[Records from a dataset]

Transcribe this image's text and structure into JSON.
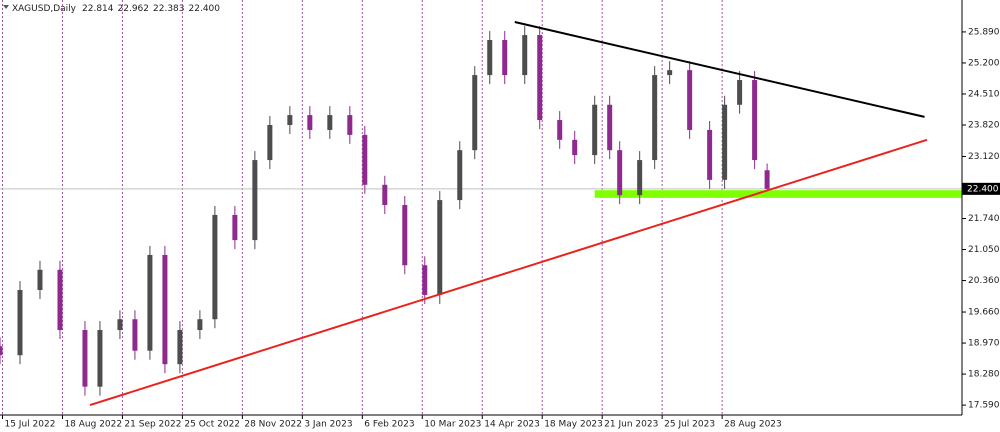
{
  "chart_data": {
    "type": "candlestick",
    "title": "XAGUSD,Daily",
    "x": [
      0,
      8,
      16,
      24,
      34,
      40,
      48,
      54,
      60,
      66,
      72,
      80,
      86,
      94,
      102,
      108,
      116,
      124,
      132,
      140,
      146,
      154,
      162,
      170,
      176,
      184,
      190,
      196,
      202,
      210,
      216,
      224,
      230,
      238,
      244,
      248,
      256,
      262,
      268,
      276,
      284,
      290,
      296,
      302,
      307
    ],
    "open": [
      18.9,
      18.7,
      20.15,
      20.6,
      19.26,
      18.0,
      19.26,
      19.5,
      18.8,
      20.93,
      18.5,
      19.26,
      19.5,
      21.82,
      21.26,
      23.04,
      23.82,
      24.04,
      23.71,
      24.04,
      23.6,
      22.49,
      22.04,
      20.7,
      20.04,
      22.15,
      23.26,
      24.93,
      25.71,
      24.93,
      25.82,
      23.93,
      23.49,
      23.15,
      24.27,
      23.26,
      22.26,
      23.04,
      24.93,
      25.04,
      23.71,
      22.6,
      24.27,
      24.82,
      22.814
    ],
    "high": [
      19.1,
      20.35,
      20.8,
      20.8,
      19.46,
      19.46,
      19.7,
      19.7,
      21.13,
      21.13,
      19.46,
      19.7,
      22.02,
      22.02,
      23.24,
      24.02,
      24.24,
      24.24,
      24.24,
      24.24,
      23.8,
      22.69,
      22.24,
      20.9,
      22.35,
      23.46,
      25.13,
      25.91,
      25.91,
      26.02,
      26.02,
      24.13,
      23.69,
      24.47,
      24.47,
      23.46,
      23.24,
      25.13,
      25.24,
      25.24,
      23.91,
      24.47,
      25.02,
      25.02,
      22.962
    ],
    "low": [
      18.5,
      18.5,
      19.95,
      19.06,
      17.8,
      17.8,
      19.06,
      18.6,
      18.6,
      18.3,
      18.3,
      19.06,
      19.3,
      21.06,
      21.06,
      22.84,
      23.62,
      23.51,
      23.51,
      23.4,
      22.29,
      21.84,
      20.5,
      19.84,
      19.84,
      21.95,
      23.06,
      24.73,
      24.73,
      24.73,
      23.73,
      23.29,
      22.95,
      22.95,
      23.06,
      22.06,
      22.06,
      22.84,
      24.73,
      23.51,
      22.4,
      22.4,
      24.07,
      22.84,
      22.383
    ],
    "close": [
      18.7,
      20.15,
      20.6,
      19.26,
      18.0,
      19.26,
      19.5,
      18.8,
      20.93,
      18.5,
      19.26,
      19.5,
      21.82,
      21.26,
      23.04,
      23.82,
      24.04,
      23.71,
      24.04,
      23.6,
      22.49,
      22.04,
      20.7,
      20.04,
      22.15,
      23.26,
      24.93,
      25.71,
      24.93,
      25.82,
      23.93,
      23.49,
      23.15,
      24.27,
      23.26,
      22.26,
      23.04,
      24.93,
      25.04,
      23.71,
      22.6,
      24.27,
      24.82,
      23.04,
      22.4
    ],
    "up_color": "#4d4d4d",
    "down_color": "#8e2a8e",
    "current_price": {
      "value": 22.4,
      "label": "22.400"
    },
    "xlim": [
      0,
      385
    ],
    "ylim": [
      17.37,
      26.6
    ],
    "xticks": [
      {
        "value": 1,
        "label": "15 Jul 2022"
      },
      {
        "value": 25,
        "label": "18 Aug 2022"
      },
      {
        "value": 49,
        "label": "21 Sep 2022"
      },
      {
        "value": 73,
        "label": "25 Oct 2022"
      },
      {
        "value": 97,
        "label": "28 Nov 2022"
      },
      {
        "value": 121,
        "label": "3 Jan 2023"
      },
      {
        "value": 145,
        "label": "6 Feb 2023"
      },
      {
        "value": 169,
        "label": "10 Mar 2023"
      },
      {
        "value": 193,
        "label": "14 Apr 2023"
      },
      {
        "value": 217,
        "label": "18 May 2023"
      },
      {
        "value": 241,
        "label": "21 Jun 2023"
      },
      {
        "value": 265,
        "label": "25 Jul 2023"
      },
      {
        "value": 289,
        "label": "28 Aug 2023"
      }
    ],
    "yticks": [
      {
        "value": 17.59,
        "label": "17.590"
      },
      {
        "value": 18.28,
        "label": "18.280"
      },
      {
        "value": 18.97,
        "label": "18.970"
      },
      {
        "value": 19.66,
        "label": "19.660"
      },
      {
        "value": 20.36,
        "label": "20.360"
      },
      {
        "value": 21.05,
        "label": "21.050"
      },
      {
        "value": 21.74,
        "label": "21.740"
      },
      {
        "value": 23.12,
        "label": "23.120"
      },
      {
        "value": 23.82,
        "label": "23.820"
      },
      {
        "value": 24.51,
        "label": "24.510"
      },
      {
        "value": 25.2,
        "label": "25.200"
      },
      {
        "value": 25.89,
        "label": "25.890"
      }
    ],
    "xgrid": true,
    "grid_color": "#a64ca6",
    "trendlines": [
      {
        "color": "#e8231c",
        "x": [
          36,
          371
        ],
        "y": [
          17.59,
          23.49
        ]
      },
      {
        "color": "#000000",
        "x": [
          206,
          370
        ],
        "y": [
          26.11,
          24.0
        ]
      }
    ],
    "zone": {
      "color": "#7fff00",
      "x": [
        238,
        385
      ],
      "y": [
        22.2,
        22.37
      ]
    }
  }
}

--

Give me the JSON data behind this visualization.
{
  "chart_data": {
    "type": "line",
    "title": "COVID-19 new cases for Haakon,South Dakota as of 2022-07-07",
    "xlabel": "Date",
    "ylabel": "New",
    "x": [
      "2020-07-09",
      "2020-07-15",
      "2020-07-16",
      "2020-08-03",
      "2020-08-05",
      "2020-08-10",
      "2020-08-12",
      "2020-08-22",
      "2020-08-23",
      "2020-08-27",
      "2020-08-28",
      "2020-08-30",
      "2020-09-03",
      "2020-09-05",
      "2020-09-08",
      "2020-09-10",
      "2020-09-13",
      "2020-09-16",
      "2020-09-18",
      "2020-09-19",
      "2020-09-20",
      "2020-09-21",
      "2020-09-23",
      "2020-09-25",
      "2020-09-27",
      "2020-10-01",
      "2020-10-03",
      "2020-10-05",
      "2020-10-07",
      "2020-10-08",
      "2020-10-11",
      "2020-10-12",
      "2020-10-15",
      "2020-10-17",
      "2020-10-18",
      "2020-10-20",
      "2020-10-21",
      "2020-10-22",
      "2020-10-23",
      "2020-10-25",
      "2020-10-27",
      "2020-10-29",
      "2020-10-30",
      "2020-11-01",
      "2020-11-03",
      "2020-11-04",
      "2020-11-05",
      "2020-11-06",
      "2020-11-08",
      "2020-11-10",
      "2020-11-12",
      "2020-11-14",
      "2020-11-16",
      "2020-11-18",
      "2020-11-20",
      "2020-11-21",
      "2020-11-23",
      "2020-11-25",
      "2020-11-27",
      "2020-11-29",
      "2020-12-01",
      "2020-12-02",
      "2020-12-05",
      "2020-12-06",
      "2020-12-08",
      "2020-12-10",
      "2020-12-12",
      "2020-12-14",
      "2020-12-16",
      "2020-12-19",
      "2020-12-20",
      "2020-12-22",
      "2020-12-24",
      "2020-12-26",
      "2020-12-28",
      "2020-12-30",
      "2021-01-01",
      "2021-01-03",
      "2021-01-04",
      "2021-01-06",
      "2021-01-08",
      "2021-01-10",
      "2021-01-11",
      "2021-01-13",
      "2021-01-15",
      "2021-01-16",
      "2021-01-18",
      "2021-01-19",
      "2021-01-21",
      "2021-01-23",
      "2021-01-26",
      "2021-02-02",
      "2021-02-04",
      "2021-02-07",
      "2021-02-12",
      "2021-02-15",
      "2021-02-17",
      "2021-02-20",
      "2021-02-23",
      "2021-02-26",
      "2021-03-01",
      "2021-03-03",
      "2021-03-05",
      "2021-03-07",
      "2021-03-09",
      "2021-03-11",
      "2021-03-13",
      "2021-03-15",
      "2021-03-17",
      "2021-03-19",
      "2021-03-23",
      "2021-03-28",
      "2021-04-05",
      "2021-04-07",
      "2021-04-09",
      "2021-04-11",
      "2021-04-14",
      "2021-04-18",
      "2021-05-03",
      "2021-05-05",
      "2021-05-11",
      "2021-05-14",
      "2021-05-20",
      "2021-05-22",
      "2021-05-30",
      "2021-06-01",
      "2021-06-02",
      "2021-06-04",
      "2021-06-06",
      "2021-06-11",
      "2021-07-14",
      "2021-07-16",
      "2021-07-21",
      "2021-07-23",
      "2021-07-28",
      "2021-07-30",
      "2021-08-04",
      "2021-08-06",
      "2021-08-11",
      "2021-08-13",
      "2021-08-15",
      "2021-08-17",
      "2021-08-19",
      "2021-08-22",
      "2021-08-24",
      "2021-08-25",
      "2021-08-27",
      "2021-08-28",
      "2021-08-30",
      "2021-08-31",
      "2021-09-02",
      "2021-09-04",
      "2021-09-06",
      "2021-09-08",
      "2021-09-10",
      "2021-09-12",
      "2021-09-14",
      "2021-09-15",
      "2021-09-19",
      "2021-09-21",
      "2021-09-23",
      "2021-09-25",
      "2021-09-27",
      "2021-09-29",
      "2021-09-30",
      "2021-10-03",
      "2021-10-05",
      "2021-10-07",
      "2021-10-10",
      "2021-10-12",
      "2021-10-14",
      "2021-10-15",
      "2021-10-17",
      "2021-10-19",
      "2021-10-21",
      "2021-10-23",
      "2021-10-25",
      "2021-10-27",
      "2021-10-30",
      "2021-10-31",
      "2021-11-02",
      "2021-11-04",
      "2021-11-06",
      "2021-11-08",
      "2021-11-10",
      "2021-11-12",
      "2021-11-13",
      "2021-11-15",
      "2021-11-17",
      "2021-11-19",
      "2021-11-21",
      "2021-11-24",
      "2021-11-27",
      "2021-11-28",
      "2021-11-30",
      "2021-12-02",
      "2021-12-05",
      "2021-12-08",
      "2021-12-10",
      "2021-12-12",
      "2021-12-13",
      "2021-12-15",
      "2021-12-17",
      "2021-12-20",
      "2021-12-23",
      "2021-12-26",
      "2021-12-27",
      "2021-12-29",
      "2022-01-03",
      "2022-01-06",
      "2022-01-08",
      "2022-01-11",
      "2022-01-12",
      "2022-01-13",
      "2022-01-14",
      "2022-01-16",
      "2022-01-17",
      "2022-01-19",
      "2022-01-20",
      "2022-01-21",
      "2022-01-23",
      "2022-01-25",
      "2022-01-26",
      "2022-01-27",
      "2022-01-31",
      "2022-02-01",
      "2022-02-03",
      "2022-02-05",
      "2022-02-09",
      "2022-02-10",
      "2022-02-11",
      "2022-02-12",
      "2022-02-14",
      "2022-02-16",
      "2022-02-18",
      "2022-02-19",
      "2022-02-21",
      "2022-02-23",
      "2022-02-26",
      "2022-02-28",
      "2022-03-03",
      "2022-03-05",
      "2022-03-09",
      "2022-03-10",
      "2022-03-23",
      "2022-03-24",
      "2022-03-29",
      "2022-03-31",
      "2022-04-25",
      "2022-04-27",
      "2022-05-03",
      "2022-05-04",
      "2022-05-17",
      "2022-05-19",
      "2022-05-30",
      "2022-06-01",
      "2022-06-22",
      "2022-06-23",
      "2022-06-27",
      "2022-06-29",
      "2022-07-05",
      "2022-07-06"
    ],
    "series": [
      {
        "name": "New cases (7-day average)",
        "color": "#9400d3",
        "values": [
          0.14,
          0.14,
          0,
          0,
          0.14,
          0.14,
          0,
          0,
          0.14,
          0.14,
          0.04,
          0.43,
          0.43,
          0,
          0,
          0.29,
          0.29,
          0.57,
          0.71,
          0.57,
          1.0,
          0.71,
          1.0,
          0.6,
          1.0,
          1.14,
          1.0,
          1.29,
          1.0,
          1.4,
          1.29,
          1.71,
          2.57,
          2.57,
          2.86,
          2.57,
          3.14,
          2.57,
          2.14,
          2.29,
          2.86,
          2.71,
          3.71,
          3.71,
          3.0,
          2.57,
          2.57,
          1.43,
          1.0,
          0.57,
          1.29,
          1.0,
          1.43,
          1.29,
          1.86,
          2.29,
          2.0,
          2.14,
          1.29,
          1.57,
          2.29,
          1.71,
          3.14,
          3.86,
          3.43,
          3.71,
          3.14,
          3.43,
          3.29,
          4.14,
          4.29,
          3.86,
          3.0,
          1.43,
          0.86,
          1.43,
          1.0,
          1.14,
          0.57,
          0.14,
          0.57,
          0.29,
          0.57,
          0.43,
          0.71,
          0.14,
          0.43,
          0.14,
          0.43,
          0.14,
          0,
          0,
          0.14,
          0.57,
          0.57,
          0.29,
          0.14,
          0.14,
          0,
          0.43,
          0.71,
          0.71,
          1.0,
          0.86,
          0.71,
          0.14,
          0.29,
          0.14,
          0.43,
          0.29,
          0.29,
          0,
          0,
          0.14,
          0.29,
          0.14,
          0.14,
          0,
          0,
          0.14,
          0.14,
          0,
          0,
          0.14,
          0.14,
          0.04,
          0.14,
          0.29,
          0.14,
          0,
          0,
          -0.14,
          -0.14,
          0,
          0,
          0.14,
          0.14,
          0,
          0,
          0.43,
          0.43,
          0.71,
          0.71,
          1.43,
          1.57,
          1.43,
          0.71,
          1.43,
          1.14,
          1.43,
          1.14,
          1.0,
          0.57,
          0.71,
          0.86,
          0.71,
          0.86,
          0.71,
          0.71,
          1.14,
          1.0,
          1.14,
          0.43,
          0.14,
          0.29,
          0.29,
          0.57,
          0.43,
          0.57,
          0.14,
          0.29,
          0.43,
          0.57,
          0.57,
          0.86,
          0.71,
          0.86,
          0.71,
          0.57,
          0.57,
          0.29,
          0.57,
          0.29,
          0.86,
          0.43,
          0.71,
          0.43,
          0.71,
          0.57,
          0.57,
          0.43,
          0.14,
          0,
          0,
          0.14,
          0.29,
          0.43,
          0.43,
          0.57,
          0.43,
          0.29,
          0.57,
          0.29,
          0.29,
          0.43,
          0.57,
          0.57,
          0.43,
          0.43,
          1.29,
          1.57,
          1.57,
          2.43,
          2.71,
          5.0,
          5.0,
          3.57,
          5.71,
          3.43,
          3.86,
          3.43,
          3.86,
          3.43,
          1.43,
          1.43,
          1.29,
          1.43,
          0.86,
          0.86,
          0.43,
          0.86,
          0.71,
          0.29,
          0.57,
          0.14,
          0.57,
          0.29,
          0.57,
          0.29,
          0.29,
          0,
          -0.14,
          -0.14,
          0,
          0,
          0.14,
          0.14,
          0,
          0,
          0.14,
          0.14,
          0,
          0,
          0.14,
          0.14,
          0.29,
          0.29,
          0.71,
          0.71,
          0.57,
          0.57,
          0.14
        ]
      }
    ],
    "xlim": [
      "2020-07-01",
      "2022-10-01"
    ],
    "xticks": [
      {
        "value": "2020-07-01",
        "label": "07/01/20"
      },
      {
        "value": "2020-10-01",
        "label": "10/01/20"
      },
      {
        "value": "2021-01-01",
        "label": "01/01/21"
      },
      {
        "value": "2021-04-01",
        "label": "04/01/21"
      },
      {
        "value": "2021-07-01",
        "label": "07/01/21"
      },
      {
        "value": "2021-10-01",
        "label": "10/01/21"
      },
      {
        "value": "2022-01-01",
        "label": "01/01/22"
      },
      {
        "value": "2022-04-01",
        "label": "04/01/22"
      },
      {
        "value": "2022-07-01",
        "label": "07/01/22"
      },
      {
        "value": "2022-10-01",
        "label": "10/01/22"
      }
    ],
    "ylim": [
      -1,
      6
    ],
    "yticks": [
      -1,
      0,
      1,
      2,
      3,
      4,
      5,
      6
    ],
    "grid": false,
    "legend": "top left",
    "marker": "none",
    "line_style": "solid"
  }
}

» **OBJECTIVE**: Look through the data and show every line containing "this".

» **THE ANSWER**:
Transcribe this image's text and structure into JSON.
Give me the JSON data behind this visualization.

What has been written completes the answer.